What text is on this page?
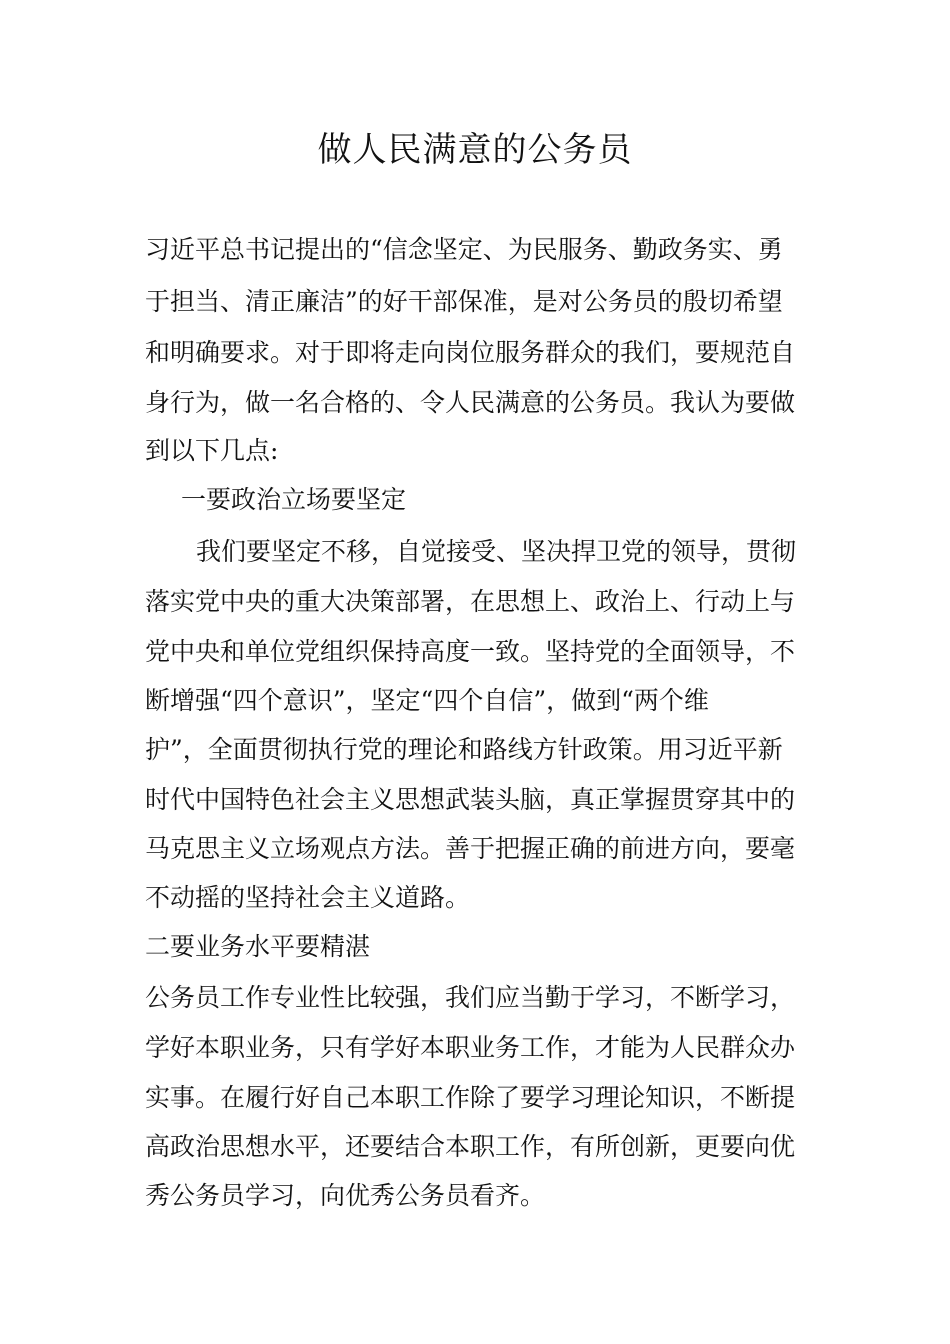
做人民满意的公务员

习近平总书记提出的“信念坚定、为民服务、勤政务实、勇

于担当、清正廉洁”的好干部保准，是对公务员的殷切希望

和明确要求。对于即将走向岗位服务群众的我们，要规范自

身行为，做一名合格的、令人民满意的公务员。我认为要做

到以下几点:

一要政治立场要坚定

我们要坚定不移，自觉接受、坚决捍卫党的领导，贯彻

落实党中央的重大决策部署，在思想上、政治上、行动上与

党中央和单位党组织保持高度一致。坚持党的全面领导，不

断增强“四个意识”，坚定“四个自信”，做到“两个维

护”，全面贯彻执行党的理论和路线方针政策。用习近平新

时代中国特色社会主义思想武装头脑，真正掌握贯穿其中的

马克思主义立场观点方法。善于把握正确的前进方向，要毫

不动摇的坚持社会主义道路。

二要业务水平要精湛

公务员工作专业性比较强，我们应当勤于学习，不断学习，

学好本职业务，只有学好本职业务工作，才能为人民群众办

实事。在履行好自己本职工作除了要学习理论知识，不断提

高政治思想水平，还要结合本职工作，有所创新，更要向优

秀公务员学习，向优秀公务员看齐。
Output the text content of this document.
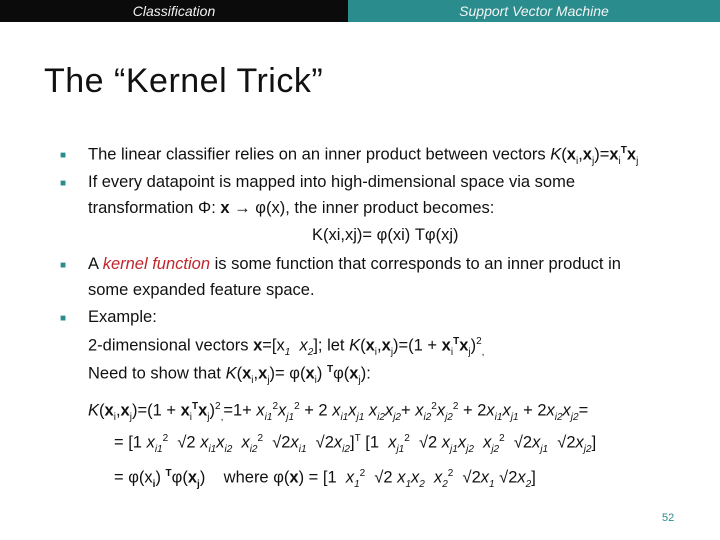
Classification	Support Vector Machine
The “Kernel Trick”
■ The linear classifier relies on an inner product between vectors $K(x_i,x_j)=x_i^Tx_j$
■ If every datapoint is mapped into high-dimensional space via some
transformation Φ: x → φ(x), the inner product becomes:
K(xi,xj)= φ(xi) Tφ(xj)
■ A kernel function is some function that corresponds to an inner product in
some expanded feature space.
■ Example:
2-dimensional vectors $x=[x_1$ $x_2$]; let $K(x_i,x_j)=(1 + x_i^Tx_j)^2_,$
Need to show that $K(x_i,x_j)= \varphi(x_i)$ $^T\varphi(x_j)$:
$K(x_i,x_j)=(1 + x_i^Tx_j)^2_,=1+ x_{i1}^2x_{j1}^2 + 2$ $x_{i1}x_{j1}$ $x_{i2}x_{j2}+ x_{i2}^2x_{j2}^2 + 2x_{i1}x_{j1} + 2x_{i2}x_{j2}=$
= [1 $x_{i1}^2$  √2 $x_{i1}x_{i2}$ $x_{i2}^2$  $√2x_{i1}$  $√2x_{i2}]^T$ [1  $x_{j1}^2$  √2 $x_{j1}x_{j2}$ $x_{j2}^2$  $√2x_{j1}$  $√2x_{j2}$]
= $\varphi(x_i)$ $^T\varphi(x_j)$    where φ(x) = [1 $x_1^2$  √2 $x_1x_2$ $x_2^2$  $√2x_1$ $√2x_2$]
52
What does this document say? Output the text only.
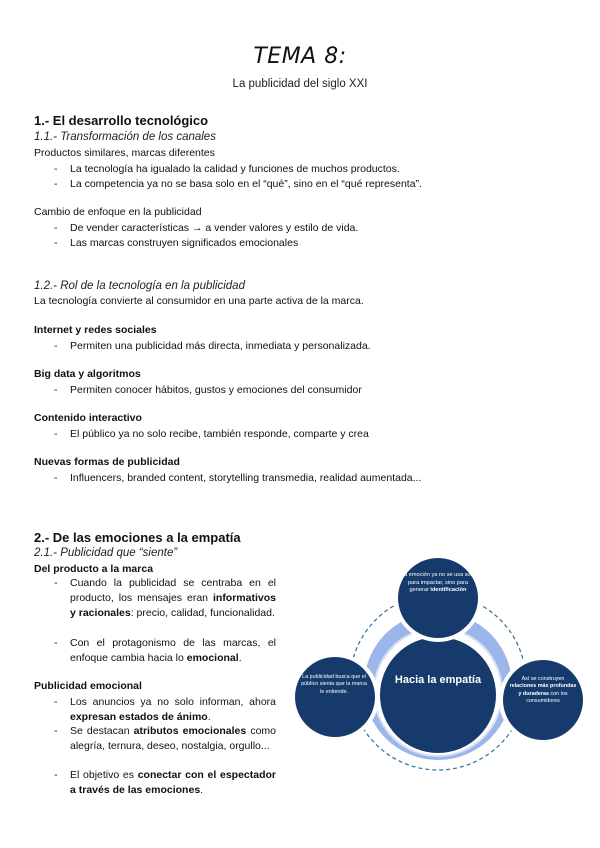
TEMA 8:
La publicidad del siglo XXI
1.- El desarrollo tecnológico
1.1.- Transformación de los canales
Productos similares, marcas diferentes
- La tecnología ha igualado la calidad y funciones de muchos productos.
- La competencia ya no se basa solo en el “qué”, sino en el “qué representa”.
Cambio de enfoque en la publicidad
- De vender características → a vender valores y estilo de vida.
- Las marcas construyen significados emocionales
1.2.- Rol de la tecnología en la publicidad
La tecnología convierte al consumidor en una parte activa de la marca.
Internet y redes sociales
- Permiten una publicidad más directa, inmediata y personalizada.
Big data y algoritmos
- Permiten conocer hábitos, gustos y emociones del consumidor
Contenido interactivo
- El público ya no solo recibe, también responde, comparte y crea
Nuevas formas de publicidad
- Influencers, branded content, storytelling transmedia, realidad aumentada...
2.- De las emociones a la empatía
2.1.- Publicidad que “siente”
Del producto a la marca
- Cuando la publicidad se centraba en el producto, los mensajes eran informativos y racionales: precio, calidad, funcionalidad.
- Con el protagonismo de las marcas, el enfoque cambia hacia lo emocional.
Publicidad emocional
- Los anuncios ya no solo informan, ahora expresan estados de ánimo.
- Se destacan atributos emocionales como alegría, ternura, deseo, nostalgia, orgullo...
- El objetivo es conectar con el espectador a través de las emociones.
Hacia la empatía
La emoción ya no se usa solo para impactar, sino para generar identificación
La publicidad busca que el público sienta que la marca le entiende.
Así se construyen relaciones más profundas y duraderas con los consumidores
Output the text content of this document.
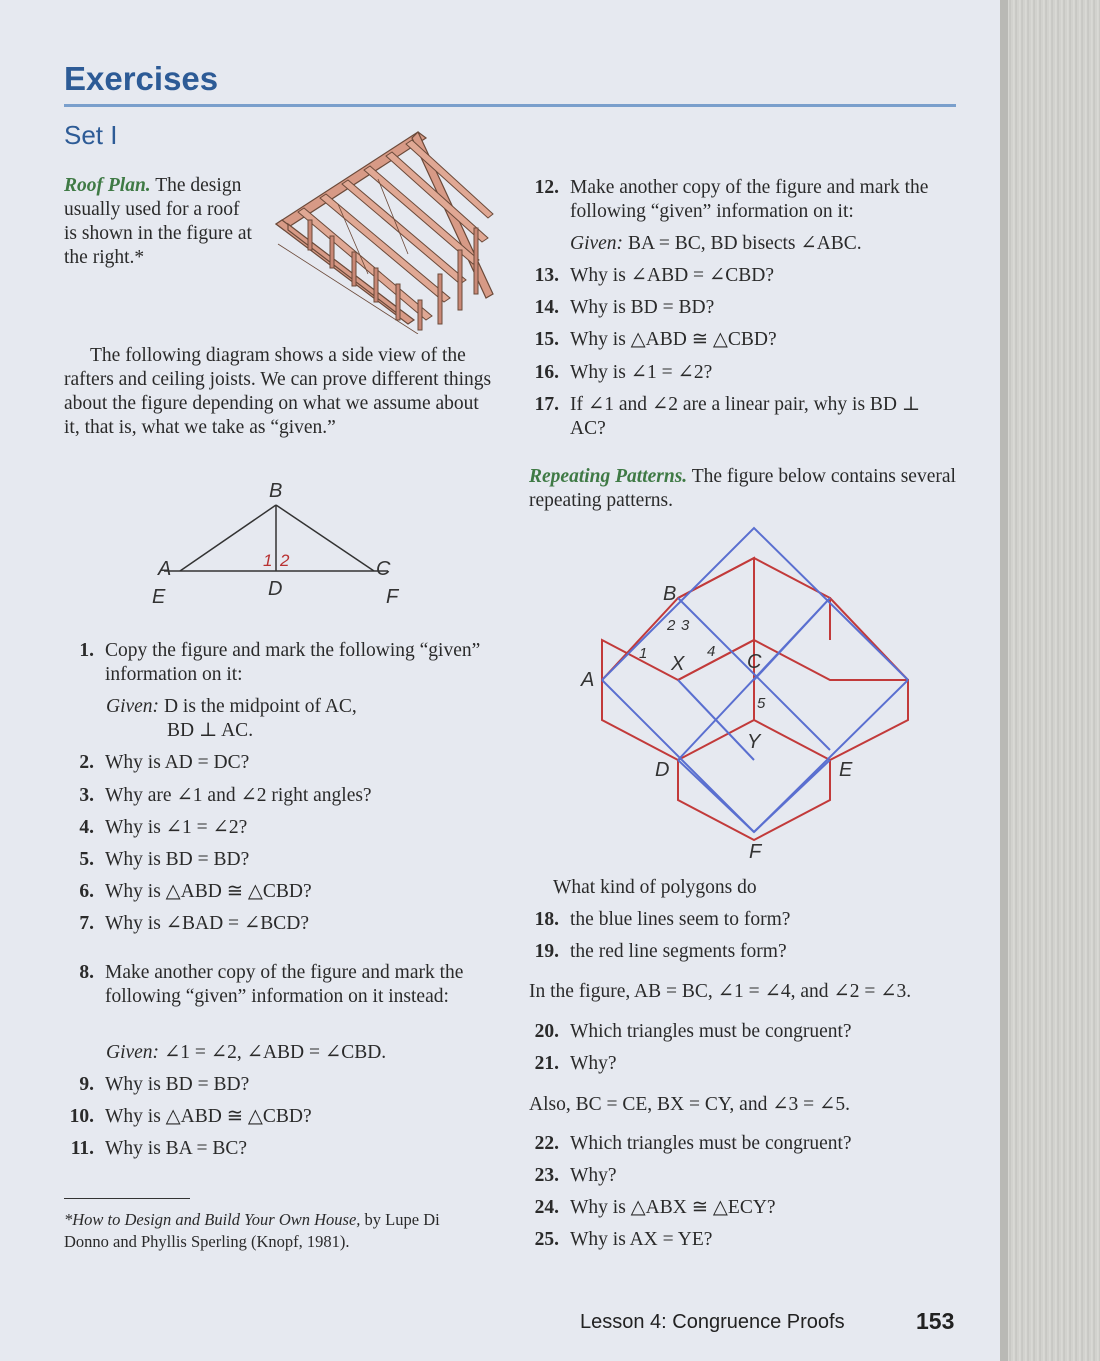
Exercises
Set I
Roof Plan. The design usually used for a roof is shown in the figure at the right.*
The following diagram shows a side view of the rafters and ceiling joists. We can prove different things about the figure depending on what we assume about it, that is, what we take as “given.”
B
A	C
E	D	F
1 2
1. Copy the figure and mark the following “given” information on it:
Given: D is the midpoint of AC,
BD ⊥ AC.
2. Why is AD = DC?
3. Why are ∠1 and ∠2 right angles?
4. Why is ∠1 = ∠2?
5. Why is BD = BD?
6. Why is △ABD ≅ △CBD?
7. Why is ∠BAD = ∠BCD?
8. Make another copy of the figure and mark the following “given” information on it instead:
Given: ∠1 = ∠2, ∠ABD = ∠CBD.
9. Why is BD = BD?
10. Why is △ABD ≅ △CBD?
11. Why is BA = BC?
*How to Design and Build Your Own House, by Lupe Di Donno and Phyllis Sperling (Knopf, 1981).
12. Make another copy of the figure and mark the following “given” information on it:
Given: BA = BC, BD bisects ∠ABC.
13. Why is ∠ABD = ∠CBD?
14. Why is BD = BD?
15. Why is △ABD ≅ △CBD?
16. Why is ∠1 = ∠2?
17. If ∠1 and ∠2 are a linear pair, why is BD ⊥ AC?
Repeating Patterns. The figure below contains several repeating patterns.
B
A
C
X
Y
D	E
F
1
2 3
4
5
What kind of polygons do
18. the blue lines seem to form?
19. the red line segments form?
In the figure, AB = BC, ∠1 = ∠4, and ∠2 = ∠3.
20. Which triangles must be congruent?
21. Why?
Also, BC = CE, BX = CY, and ∠3 = ∠5.
22. Which triangles must be congruent?
23. Why?
24. Why is △ABX ≅ △ECY?
25. Why is AX = YE?
Lesson 4: Congruence Proofs	153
────────────────────
*PROBLEM TO WORK ON*
Return the entries unchanged, save for the pictures, which do not belong in the copy.

*OUTPUT*
What text is on this page?
做人民满意的公务员

习近平总书记提出的“信念坚定、为民服务、勤政务实、勇

于担当、清正廉洁”的好干部保准，是对公务员的殷切希望

和明确要求。对于即将走向岗位服务群众的我们，要规范自

身行为，做一名合格的、令人民满意的公务员。我认为要做

到以下几点:

一要政治立场要坚定

我们要坚定不移，自觉接受、坚决捍卫党的领导，贯彻

落实党中央的重大决策部署，在思想上、政治上、行动上与

党中央和单位党组织保持高度一致。坚持党的全面领导，不

断增强“四个意识”，坚定“四个自信”，做到“两个维

护”，全面贯彻执行党的理论和路线方针政策。用习近平新

时代中国特色社会主义思想武装头脑，真正掌握贯穿其中的

马克思主义立场观点方法。善于把握正确的前进方向，要毫

不动摇的坚持社会主义道路。

二要业务水平要精湛

公务员工作专业性比较强，我们应当勤于学习，不断学习，

学好本职业务，只有学好本职业务工作，才能为人民群众办

实事。在履行好自己本职工作除了要学习理论知识，不断提

高政治思想水平，还要结合本职工作，有所创新，更要向优

秀公务员学习，向优秀公务员看齐。
Output the text content of this document.
Classification	Support Vector Machine
The “Kernel Trick”
■ The linear classifier relies on an inner product between vectors $K(x_i,x_j)=x_i^Tx_j$
■ If every datapoint is mapped into high-dimensional space via some
transformation Φ: x → φ(x), the inner product becomes:
K(xi,xj)= φ(xi) Tφ(xj)
■ A kernel function is some function that corresponds to an inner product in
some expanded feature space.
■ Example:
2-dimensional vectors $x=[x_1$ $x_2$]; let $K(x_i,x_j)=(1 + x_i^Tx_j)^2_,$
Need to show that $K(x_i,x_j)= \varphi(x_i)$ $^T\varphi(x_j)$:
$K(x_i,x_j)=(1 + x_i^Tx_j)^2_,=1+ x_{i1}^2x_{j1}^2 + 2$ $x_{i1}x_{j1}$ $x_{i2}x_{j2}+ x_{i2}^2x_{j2}^2 + 2x_{i1}x_{j1} + 2x_{i2}x_{j2}=$
= [1 $x_{i1}^2$  √2 $x_{i1}x_{i2}$ $x_{i2}^2$  $√2x_{i1}$  $√2x_{i2}]^T$ [1  $x_{j1}^2$  √2 $x_{j1}x_{j2}$ $x_{j2}^2$  $√2x_{j1}$  $√2x_{j2}$]
= $\varphi(x_i)$ $^T\varphi(x_j)$    where φ(x) = [1 $x_1^2$  √2 $x_1x_2$ $x_2^2$  $√2x_1$ $√2x_2$]
52
What does this document say? Output the text only.
TEMA 8:
La publicidad del siglo XXI
1.- El desarrollo tecnológico
1.1.- Transformación de los canales
Productos similares, marcas diferentes
- La tecnología ha igualado la calidad y funciones de muchos productos.
- La competencia ya no se basa solo en el “qué”, sino en el “qué representa”.
Cambio de enfoque en la publicidad
- De vender características → a vender valores y estilo de vida.
- Las marcas construyen significados emocionales
1.2.- Rol de la tecnología en la publicidad
La tecnología convierte al consumidor en una parte activa de la marca.
Internet y redes sociales
- Permiten una publicidad más directa, inmediata y personalizada.
Big data y algoritmos
- Permiten conocer hábitos, gustos y emociones del consumidor
Contenido interactivo
- El público ya no solo recibe, también responde, comparte y crea
Nuevas formas de publicidad
- Influencers, branded content, storytelling transmedia, realidad aumentada...
2.- De las emociones a la empatía
2.1.- Publicidad que “siente”
Del producto a la marca
- Cuando la publicidad se centraba en el producto, los mensajes eran informativos y racionales: precio, calidad, funcionalidad.
- Con el protagonismo de las marcas, el enfoque cambia hacia lo emocional.
Publicidad emocional
- Los anuncios ya no solo informan, ahora expresan estados de ánimo.
- Se destacan atributos emocionales como alegría, ternura, deseo, nostalgia, orgullo...
- El objetivo es conectar con el espectador a través de las emociones.
Hacia la empatía
La emoción ya no se usa solo para impactar, sino para generar identificación
La publicidad busca que el público sienta que la marca le entiende.
Así se construyen relaciones más profundas y duraderas con los consumidores
Output the text content of this document.
Exercises
Set I
Roof Plan. The design usually used for a roof is shown in the figure at the right.*
The following diagram shows a side view of the rafters and ceiling joists. We can prove different things about the figure depending on what we assume about it, that is, what we take as “given.”
B
A	C
E	D	F
1 2
1. Copy the figure and mark the following “given” information on it:
Given: D is the midpoint of AC,
BD ⊥ AC.
2. Why is AD = DC?
3. Why are ∠1 and ∠2 right angles?
4. Why is ∠1 = ∠2?
5. Why is BD = BD?
6. Why is △ABD ≅ △CBD?
7. Why is ∠BAD = ∠BCD?
8. Make another copy of the figure and mark the following “given” information on it instead:
Given: ∠1 = ∠2, ∠ABD = ∠CBD.
9. Why is BD = BD?
10. Why is △ABD ≅ △CBD?
11. Why is BA = BC?
*How to Design and Build Your Own House, by Lupe Di Donno and Phyllis Sperling (Knopf, 1981).
12. Make another copy of the figure and mark the following “given” information on it:
Given: BA = BC, BD bisects ∠ABC.
13. Why is ∠ABD = ∠CBD?
14. Why is BD = BD?
15. Why is △ABD ≅ △CBD?
16. Why is ∠1 = ∠2?
17. If ∠1 and ∠2 are a linear pair, why is BD ⊥ AC?
Repeating Patterns. The figure below contains several repeating patterns.
B
A
C
X
Y
D	E
F
1
2 3
4
5
What kind of polygons do
18. the blue lines seem to form?
19. the red line segments form?
In the figure, AB = BC, ∠1 = ∠4, and ∠2 = ∠3.
20. Which triangles must be congruent?
21. Why?
Also, BC = CE, BX = CY, and ∠3 = ∠5.
22. Which triangles must be congruent?
23. Why?
24. Why is △ABX ≅ △ECY?
25. Why is AX = YE?
Lesson 4: Congruence Proofs	153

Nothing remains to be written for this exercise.